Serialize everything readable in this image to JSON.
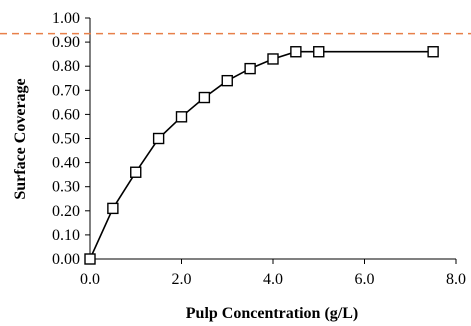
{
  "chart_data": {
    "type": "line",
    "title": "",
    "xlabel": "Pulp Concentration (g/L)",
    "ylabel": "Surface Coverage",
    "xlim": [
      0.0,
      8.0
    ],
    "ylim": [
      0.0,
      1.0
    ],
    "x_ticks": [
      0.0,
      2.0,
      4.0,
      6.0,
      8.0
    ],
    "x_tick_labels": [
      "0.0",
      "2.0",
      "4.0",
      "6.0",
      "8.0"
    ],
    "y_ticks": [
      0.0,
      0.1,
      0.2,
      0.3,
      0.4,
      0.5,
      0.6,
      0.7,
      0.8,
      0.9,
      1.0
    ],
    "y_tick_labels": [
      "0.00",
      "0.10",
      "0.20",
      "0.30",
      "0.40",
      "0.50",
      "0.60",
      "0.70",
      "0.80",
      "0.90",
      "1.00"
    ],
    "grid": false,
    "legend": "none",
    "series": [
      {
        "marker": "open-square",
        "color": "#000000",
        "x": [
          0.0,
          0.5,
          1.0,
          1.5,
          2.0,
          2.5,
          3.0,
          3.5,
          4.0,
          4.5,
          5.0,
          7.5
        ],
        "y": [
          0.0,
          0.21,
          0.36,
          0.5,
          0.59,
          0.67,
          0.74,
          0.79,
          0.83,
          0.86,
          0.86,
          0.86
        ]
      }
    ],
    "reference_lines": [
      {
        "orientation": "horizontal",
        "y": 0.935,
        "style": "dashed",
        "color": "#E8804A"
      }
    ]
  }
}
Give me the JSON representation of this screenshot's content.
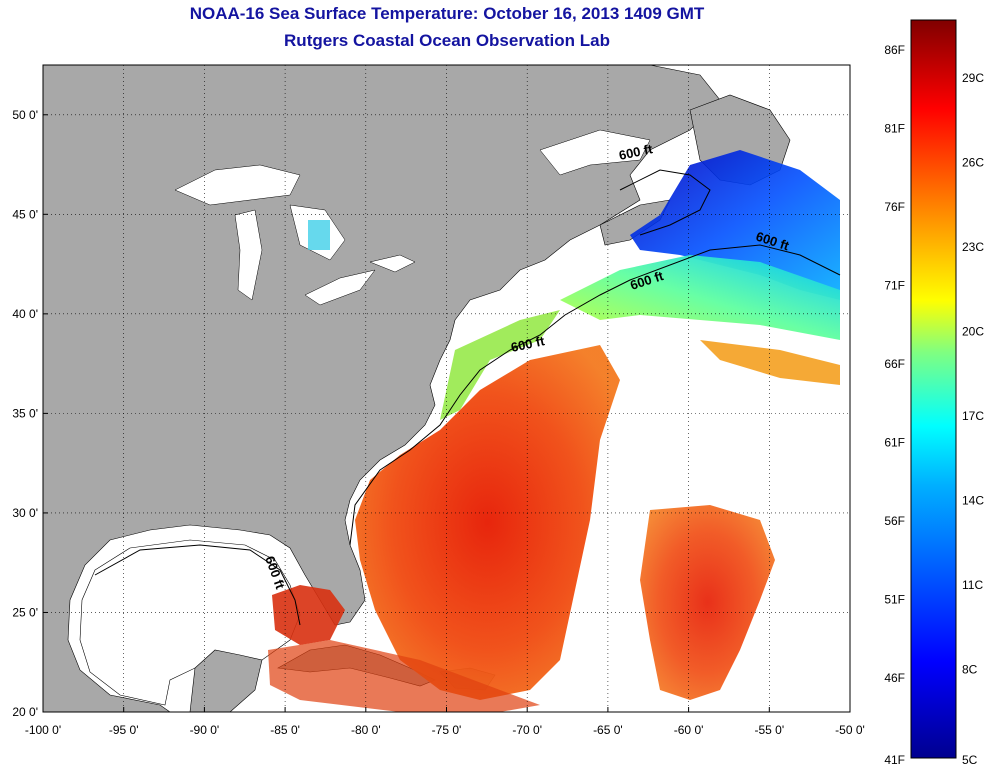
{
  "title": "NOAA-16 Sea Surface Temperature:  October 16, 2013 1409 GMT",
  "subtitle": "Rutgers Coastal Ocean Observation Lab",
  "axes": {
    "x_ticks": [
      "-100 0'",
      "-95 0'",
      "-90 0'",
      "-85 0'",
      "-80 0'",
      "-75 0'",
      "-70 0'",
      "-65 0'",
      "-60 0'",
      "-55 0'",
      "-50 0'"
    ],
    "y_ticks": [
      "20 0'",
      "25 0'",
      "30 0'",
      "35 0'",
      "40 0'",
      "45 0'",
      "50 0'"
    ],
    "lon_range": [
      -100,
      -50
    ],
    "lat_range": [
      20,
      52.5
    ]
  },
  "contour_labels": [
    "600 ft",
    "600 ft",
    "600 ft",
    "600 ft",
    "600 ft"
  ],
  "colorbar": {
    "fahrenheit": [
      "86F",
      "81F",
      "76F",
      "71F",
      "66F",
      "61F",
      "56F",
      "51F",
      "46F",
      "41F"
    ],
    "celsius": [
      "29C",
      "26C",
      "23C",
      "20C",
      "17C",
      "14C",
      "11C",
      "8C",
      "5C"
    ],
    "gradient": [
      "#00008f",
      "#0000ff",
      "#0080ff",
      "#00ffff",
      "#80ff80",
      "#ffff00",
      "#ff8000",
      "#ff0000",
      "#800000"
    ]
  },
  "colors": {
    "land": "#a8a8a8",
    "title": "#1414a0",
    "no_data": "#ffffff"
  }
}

·····

Requirements: Give the data above again in full and unchanged, skipping the pictures.

Result below:
Serialize everything readable in this image to JSON.
{
  "chart_data": {
    "type": "line",
    "title": "",
    "xlabel": "Pulp Concentration (g/L)",
    "ylabel": "Surface Coverage",
    "xlim": [
      0.0,
      8.0
    ],
    "ylim": [
      0.0,
      1.0
    ],
    "x_ticks": [
      0.0,
      2.0,
      4.0,
      6.0,
      8.0
    ],
    "x_tick_labels": [
      "0.0",
      "2.0",
      "4.0",
      "6.0",
      "8.0"
    ],
    "y_ticks": [
      0.0,
      0.1,
      0.2,
      0.3,
      0.4,
      0.5,
      0.6,
      0.7,
      0.8,
      0.9,
      1.0
    ],
    "y_tick_labels": [
      "0.00",
      "0.10",
      "0.20",
      "0.30",
      "0.40",
      "0.50",
      "0.60",
      "0.70",
      "0.80",
      "0.90",
      "1.00"
    ],
    "grid": false,
    "legend": "none",
    "series": [
      {
        "marker": "open-square",
        "color": "#000000",
        "x": [
          0.0,
          0.5,
          1.0,
          1.5,
          2.0,
          2.5,
          3.0,
          3.5,
          4.0,
          4.5,
          5.0,
          7.5
        ],
        "y": [
          0.0,
          0.21,
          0.36,
          0.5,
          0.59,
          0.67,
          0.74,
          0.79,
          0.83,
          0.86,
          0.86,
          0.86
        ]
      }
    ],
    "reference_lines": [
      {
        "orientation": "horizontal",
        "y": 0.935,
        "style": "dashed",
        "color": "#E8804A"
      }
    ]
  }
}
Give me the JSON representation of this screenshot's content.
{
  "title": "NOAA-16 Sea Surface Temperature:  October 16, 2013 1409 GMT",
  "subtitle": "Rutgers Coastal Ocean Observation Lab",
  "axes": {
    "x_ticks": [
      "-100 0'",
      "-95 0'",
      "-90 0'",
      "-85 0'",
      "-80 0'",
      "-75 0'",
      "-70 0'",
      "-65 0'",
      "-60 0'",
      "-55 0'",
      "-50 0'"
    ],
    "y_ticks": [
      "20 0'",
      "25 0'",
      "30 0'",
      "35 0'",
      "40 0'",
      "45 0'",
      "50 0'"
    ],
    "lon_range": [
      -100,
      -50
    ],
    "lat_range": [
      20,
      52.5
    ]
  },
  "contour_labels": [
    "600 ft",
    "600 ft",
    "600 ft",
    "600 ft",
    "600 ft"
  ],
  "colorbar": {
    "fahrenheit": [
      "86F",
      "81F",
      "76F",
      "71F",
      "66F",
      "61F",
      "56F",
      "51F",
      "46F",
      "41F"
    ],
    "celsius": [
      "29C",
      "26C",
      "23C",
      "20C",
      "17C",
      "14C",
      "11C",
      "8C",
      "5C"
    ],
    "gradient": [
      "#00008f",
      "#0000ff",
      "#0080ff",
      "#00ffff",
      "#80ff80",
      "#ffff00",
      "#ff8000",
      "#ff0000",
      "#800000"
    ]
  },
  "colors": {
    "land": "#a8a8a8",
    "title": "#1414a0",
    "no_data": "#ffffff"
  }
}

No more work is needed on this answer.